[Figure dataset records]
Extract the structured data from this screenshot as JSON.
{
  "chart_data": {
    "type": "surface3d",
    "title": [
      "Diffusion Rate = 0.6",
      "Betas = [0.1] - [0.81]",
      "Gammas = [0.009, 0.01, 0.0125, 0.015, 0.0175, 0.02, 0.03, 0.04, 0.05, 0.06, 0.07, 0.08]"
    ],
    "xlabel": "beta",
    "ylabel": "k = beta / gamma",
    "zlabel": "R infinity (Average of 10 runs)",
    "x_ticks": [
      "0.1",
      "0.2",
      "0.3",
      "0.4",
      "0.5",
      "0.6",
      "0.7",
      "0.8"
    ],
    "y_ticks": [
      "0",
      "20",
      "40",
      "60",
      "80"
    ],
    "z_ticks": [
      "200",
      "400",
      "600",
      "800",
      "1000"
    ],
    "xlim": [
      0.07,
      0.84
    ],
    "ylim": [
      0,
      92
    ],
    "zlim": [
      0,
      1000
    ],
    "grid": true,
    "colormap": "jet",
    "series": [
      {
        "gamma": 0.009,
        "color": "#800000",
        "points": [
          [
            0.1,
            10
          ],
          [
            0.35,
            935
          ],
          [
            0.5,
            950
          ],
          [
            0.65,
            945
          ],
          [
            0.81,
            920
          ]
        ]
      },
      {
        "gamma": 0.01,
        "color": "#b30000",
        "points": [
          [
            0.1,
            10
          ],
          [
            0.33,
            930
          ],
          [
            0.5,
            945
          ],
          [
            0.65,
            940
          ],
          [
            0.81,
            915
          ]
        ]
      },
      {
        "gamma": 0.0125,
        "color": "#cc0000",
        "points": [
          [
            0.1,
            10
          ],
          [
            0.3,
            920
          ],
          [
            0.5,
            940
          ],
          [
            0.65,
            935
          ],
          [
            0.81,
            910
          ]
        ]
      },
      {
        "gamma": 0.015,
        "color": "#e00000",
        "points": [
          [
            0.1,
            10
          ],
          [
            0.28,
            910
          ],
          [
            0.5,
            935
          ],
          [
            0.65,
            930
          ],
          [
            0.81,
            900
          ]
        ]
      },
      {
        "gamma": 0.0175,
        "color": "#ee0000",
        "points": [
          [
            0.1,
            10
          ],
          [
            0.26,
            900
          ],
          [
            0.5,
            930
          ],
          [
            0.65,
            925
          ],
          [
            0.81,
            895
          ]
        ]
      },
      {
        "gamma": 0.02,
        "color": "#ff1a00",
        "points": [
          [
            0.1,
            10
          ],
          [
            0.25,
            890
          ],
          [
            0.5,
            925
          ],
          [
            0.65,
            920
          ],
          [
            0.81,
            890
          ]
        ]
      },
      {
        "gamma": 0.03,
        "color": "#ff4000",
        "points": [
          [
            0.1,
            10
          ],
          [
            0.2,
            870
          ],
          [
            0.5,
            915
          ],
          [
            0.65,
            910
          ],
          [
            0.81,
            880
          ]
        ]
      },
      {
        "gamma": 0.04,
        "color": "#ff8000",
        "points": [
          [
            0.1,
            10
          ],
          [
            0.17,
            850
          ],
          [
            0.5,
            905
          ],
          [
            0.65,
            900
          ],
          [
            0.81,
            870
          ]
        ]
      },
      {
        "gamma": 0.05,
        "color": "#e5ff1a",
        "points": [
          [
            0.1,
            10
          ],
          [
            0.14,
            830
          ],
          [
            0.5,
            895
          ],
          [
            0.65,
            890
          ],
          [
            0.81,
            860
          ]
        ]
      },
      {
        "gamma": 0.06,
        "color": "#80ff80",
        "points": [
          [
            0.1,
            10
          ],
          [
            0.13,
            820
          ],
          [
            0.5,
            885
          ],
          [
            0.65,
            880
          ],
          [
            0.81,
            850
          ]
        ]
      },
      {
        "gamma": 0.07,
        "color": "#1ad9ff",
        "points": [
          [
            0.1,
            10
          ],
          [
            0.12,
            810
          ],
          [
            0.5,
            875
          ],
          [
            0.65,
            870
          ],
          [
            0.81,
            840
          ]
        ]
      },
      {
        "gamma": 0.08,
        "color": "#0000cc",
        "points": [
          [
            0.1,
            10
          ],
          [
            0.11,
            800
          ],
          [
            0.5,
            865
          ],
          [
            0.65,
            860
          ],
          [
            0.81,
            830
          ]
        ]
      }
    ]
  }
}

◆ THE TASK
Write out the entries above word for word.

◆ SOLUTION
Extract the structured data from this screenshot as JSON.
{
  "chart_data": {
    "type": "surface3d",
    "title": [
      "Diffusion Rate = 0.6",
      "Betas = [0.1] - [0.81]",
      "Gammas = [0.009, 0.01, 0.0125, 0.015, 0.0175, 0.02, 0.03, 0.04, 0.05, 0.06, 0.07, 0.08]"
    ],
    "xlabel": "beta",
    "ylabel": "k = beta / gamma",
    "zlabel": "R infinity (Average of 10 runs)",
    "x_ticks": [
      "0.1",
      "0.2",
      "0.3",
      "0.4",
      "0.5",
      "0.6",
      "0.7",
      "0.8"
    ],
    "y_ticks": [
      "0",
      "20",
      "40",
      "60",
      "80"
    ],
    "z_ticks": [
      "200",
      "400",
      "600",
      "800",
      "1000"
    ],
    "xlim": [
      0.07,
      0.84
    ],
    "ylim": [
      0,
      92
    ],
    "zlim": [
      0,
      1000
    ],
    "grid": true,
    "colormap": "jet",
    "series": [
      {
        "gamma": 0.009,
        "color": "#800000",
        "points": [
          [
            0.1,
            10
          ],
          [
            0.35,
            935
          ],
          [
            0.5,
            950
          ],
          [
            0.65,
            945
          ],
          [
            0.81,
            920
          ]
        ]
      },
      {
        "gamma": 0.01,
        "color": "#b30000",
        "points": [
          [
            0.1,
            10
          ],
          [
            0.33,
            930
          ],
          [
            0.5,
            945
          ],
          [
            0.65,
            940
          ],
          [
            0.81,
            915
          ]
        ]
      },
      {
        "gamma": 0.0125,
        "color": "#cc0000",
        "points": [
          [
            0.1,
            10
          ],
          [
            0.3,
            920
          ],
          [
            0.5,
            940
          ],
          [
            0.65,
            935
          ],
          [
            0.81,
            910
          ]
        ]
      },
      {
        "gamma": 0.015,
        "color": "#e00000",
        "points": [
          [
            0.1,
            10
          ],
          [
            0.28,
            910
          ],
          [
            0.5,
            935
          ],
          [
            0.65,
            930
          ],
          [
            0.81,
            900
          ]
        ]
      },
      {
        "gamma": 0.0175,
        "color": "#ee0000",
        "points": [
          [
            0.1,
            10
          ],
          [
            0.26,
            900
          ],
          [
            0.5,
            930
          ],
          [
            0.65,
            925
          ],
          [
            0.81,
            895
          ]
        ]
      },
      {
        "gamma": 0.02,
        "color": "#ff1a00",
        "points": [
          [
            0.1,
            10
          ],
          [
            0.25,
            890
          ],
          [
            0.5,
            925
          ],
          [
            0.65,
            920
          ],
          [
            0.81,
            890
          ]
        ]
      },
      {
        "gamma": 0.03,
        "color": "#ff4000",
        "points": [
          [
            0.1,
            10
          ],
          [
            0.2,
            870
          ],
          [
            0.5,
            915
          ],
          [
            0.65,
            910
          ],
          [
            0.81,
            880
          ]
        ]
      },
      {
        "gamma": 0.04,
        "color": "#ff8000",
        "points": [
          [
            0.1,
            10
          ],
          [
            0.17,
            850
          ],
          [
            0.5,
            905
          ],
          [
            0.65,
            900
          ],
          [
            0.81,
            870
          ]
        ]
      },
      {
        "gamma": 0.05,
        "color": "#e5ff1a",
        "points": [
          [
            0.1,
            10
          ],
          [
            0.14,
            830
          ],
          [
            0.5,
            895
          ],
          [
            0.65,
            890
          ],
          [
            0.81,
            860
          ]
        ]
      },
      {
        "gamma": 0.06,
        "color": "#80ff80",
        "points": [
          [
            0.1,
            10
          ],
          [
            0.13,
            820
          ],
          [
            0.5,
            885
          ],
          [
            0.65,
            880
          ],
          [
            0.81,
            850
          ]
        ]
      },
      {
        "gamma": 0.07,
        "color": "#1ad9ff",
        "points": [
          [
            0.1,
            10
          ],
          [
            0.12,
            810
          ],
          [
            0.5,
            875
          ],
          [
            0.65,
            870
          ],
          [
            0.81,
            840
          ]
        ]
      },
      {
        "gamma": 0.08,
        "color": "#0000cc",
        "points": [
          [
            0.1,
            10
          ],
          [
            0.11,
            800
          ],
          [
            0.5,
            865
          ],
          [
            0.65,
            860
          ],
          [
            0.81,
            830
          ]
        ]
      }
    ]
  }
}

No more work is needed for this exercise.